WHAT IS BEING ASKED
Write the records out again, keeping each line exactly as it is.

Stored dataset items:
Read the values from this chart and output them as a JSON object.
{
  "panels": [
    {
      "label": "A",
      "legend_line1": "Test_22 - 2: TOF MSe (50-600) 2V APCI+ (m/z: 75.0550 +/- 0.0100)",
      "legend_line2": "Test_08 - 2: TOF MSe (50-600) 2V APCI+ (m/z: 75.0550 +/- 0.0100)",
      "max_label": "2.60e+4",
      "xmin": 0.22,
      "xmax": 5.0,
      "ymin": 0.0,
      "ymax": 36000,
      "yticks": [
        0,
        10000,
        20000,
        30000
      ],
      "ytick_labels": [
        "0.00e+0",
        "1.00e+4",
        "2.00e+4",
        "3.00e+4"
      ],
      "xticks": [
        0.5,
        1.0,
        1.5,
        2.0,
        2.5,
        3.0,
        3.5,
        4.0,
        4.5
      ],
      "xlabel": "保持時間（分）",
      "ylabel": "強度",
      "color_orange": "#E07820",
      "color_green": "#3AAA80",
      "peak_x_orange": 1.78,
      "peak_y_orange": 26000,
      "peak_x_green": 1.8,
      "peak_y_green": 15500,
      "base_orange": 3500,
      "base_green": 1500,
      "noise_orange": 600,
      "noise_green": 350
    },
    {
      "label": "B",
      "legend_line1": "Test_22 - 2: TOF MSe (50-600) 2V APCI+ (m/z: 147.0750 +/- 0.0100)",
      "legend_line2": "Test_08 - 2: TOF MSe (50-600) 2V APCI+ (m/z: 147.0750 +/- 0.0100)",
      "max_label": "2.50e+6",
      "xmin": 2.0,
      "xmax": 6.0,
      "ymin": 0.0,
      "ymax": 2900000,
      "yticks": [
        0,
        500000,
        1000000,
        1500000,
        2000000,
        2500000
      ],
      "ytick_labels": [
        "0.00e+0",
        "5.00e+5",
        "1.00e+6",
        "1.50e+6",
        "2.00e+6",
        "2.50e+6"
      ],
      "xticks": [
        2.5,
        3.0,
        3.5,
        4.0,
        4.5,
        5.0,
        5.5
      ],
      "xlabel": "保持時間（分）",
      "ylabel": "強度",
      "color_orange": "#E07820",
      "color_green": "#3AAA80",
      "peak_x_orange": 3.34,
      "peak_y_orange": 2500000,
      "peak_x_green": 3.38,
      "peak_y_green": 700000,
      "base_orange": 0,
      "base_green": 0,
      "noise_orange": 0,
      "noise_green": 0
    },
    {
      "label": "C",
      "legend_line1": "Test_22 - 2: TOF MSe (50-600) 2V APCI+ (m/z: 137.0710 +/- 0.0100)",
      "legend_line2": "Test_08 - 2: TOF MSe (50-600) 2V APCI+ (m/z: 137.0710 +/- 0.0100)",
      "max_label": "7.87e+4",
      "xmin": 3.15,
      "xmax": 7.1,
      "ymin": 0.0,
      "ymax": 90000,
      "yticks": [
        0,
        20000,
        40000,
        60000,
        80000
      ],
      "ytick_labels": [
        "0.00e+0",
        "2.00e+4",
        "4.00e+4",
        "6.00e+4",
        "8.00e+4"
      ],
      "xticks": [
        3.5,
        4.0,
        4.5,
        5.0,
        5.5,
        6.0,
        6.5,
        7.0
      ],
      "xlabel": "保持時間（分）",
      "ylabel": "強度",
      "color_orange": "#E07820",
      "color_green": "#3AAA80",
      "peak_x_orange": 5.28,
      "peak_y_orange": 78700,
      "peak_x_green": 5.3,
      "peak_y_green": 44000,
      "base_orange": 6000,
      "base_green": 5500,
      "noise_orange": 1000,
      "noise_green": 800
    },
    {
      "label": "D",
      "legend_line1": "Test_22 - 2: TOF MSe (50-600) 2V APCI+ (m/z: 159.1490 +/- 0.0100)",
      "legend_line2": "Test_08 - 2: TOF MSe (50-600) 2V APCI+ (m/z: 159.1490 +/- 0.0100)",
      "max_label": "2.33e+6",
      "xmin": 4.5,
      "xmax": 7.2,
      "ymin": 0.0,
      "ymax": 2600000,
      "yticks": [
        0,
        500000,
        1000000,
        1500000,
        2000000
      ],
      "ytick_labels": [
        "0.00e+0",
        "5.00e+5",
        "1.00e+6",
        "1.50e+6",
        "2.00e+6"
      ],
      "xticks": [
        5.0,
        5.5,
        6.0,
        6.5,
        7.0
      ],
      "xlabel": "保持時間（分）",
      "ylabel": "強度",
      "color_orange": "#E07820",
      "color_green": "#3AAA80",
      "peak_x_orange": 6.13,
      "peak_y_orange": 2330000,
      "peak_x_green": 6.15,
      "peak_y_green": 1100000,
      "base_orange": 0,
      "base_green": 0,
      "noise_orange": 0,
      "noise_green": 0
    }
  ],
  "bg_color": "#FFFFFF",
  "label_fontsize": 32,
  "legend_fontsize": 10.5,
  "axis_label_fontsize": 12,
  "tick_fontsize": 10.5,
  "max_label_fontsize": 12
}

OUTPUT OF THE EXERCISE
Read the values from this chart and output them as a JSON object.
{
  "panels": [
    {
      "label": "A",
      "legend_line1": "Test_22 - 2: TOF MSe (50-600) 2V APCI+ (m/z: 75.0550 +/- 0.0100)",
      "legend_line2": "Test_08 - 2: TOF MSe (50-600) 2V APCI+ (m/z: 75.0550 +/- 0.0100)",
      "max_label": "2.60e+4",
      "xmin": 0.22,
      "xmax": 5.0,
      "ymin": 0.0,
      "ymax": 36000,
      "yticks": [
        0,
        10000,
        20000,
        30000
      ],
      "ytick_labels": [
        "0.00e+0",
        "1.00e+4",
        "2.00e+4",
        "3.00e+4"
      ],
      "xticks": [
        0.5,
        1.0,
        1.5,
        2.0,
        2.5,
        3.0,
        3.5,
        4.0,
        4.5
      ],
      "xlabel": "保持時間（分）",
      "ylabel": "強度",
      "color_orange": "#E07820",
      "color_green": "#3AAA80",
      "peak_x_orange": 1.78,
      "peak_y_orange": 26000,
      "peak_x_green": 1.8,
      "peak_y_green": 15500,
      "base_orange": 3500,
      "base_green": 1500,
      "noise_orange": 600,
      "noise_green": 350
    },
    {
      "label": "B",
      "legend_line1": "Test_22 - 2: TOF MSe (50-600) 2V APCI+ (m/z: 147.0750 +/- 0.0100)",
      "legend_line2": "Test_08 - 2: TOF MSe (50-600) 2V APCI+ (m/z: 147.0750 +/- 0.0100)",
      "max_label": "2.50e+6",
      "xmin": 2.0,
      "xmax": 6.0,
      "ymin": 0.0,
      "ymax": 2900000,
      "yticks": [
        0,
        500000,
        1000000,
        1500000,
        2000000,
        2500000
      ],
      "ytick_labels": [
        "0.00e+0",
        "5.00e+5",
        "1.00e+6",
        "1.50e+6",
        "2.00e+6",
        "2.50e+6"
      ],
      "xticks": [
        2.5,
        3.0,
        3.5,
        4.0,
        4.5,
        5.0,
        5.5
      ],
      "xlabel": "保持時間（分）",
      "ylabel": "強度",
      "color_orange": "#E07820",
      "color_green": "#3AAA80",
      "peak_x_orange": 3.34,
      "peak_y_orange": 2500000,
      "peak_x_green": 3.38,
      "peak_y_green": 700000,
      "base_orange": 0,
      "base_green": 0,
      "noise_orange": 0,
      "noise_green": 0
    },
    {
      "label": "C",
      "legend_line1": "Test_22 - 2: TOF MSe (50-600) 2V APCI+ (m/z: 137.0710 +/- 0.0100)",
      "legend_line2": "Test_08 - 2: TOF MSe (50-600) 2V APCI+ (m/z: 137.0710 +/- 0.0100)",
      "max_label": "7.87e+4",
      "xmin": 3.15,
      "xmax": 7.1,
      "ymin": 0.0,
      "ymax": 90000,
      "yticks": [
        0,
        20000,
        40000,
        60000,
        80000
      ],
      "ytick_labels": [
        "0.00e+0",
        "2.00e+4",
        "4.00e+4",
        "6.00e+4",
        "8.00e+4"
      ],
      "xticks": [
        3.5,
        4.0,
        4.5,
        5.0,
        5.5,
        6.0,
        6.5,
        7.0
      ],
      "xlabel": "保持時間（分）",
      "ylabel": "強度",
      "color_orange": "#E07820",
      "color_green": "#3AAA80",
      "peak_x_orange": 5.28,
      "peak_y_orange": 78700,
      "peak_x_green": 5.3,
      "peak_y_green": 44000,
      "base_orange": 6000,
      "base_green": 5500,
      "noise_orange": 1000,
      "noise_green": 800
    },
    {
      "label": "D",
      "legend_line1": "Test_22 - 2: TOF MSe (50-600) 2V APCI+ (m/z: 159.1490 +/- 0.0100)",
      "legend_line2": "Test_08 - 2: TOF MSe (50-600) 2V APCI+ (m/z: 159.1490 +/- 0.0100)",
      "max_label": "2.33e+6",
      "xmin": 4.5,
      "xmax": 7.2,
      "ymin": 0.0,
      "ymax": 2600000,
      "yticks": [
        0,
        500000,
        1000000,
        1500000,
        2000000
      ],
      "ytick_labels": [
        "0.00e+0",
        "5.00e+5",
        "1.00e+6",
        "1.50e+6",
        "2.00e+6"
      ],
      "xticks": [
        5.0,
        5.5,
        6.0,
        6.5,
        7.0
      ],
      "xlabel": "保持時間（分）",
      "ylabel": "強度",
      "color_orange": "#E07820",
      "color_green": "#3AAA80",
      "peak_x_orange": 6.13,
      "peak_y_orange": 2330000,
      "peak_x_green": 6.15,
      "peak_y_green": 1100000,
      "base_orange": 0,
      "base_green": 0,
      "noise_orange": 0,
      "noise_green": 0
    }
  ],
  "bg_color": "#FFFFFF",
  "label_fontsize": 32,
  "legend_fontsize": 10.5,
  "axis_label_fontsize": 12,
  "tick_fontsize": 10.5,
  "max_label_fontsize": 12
}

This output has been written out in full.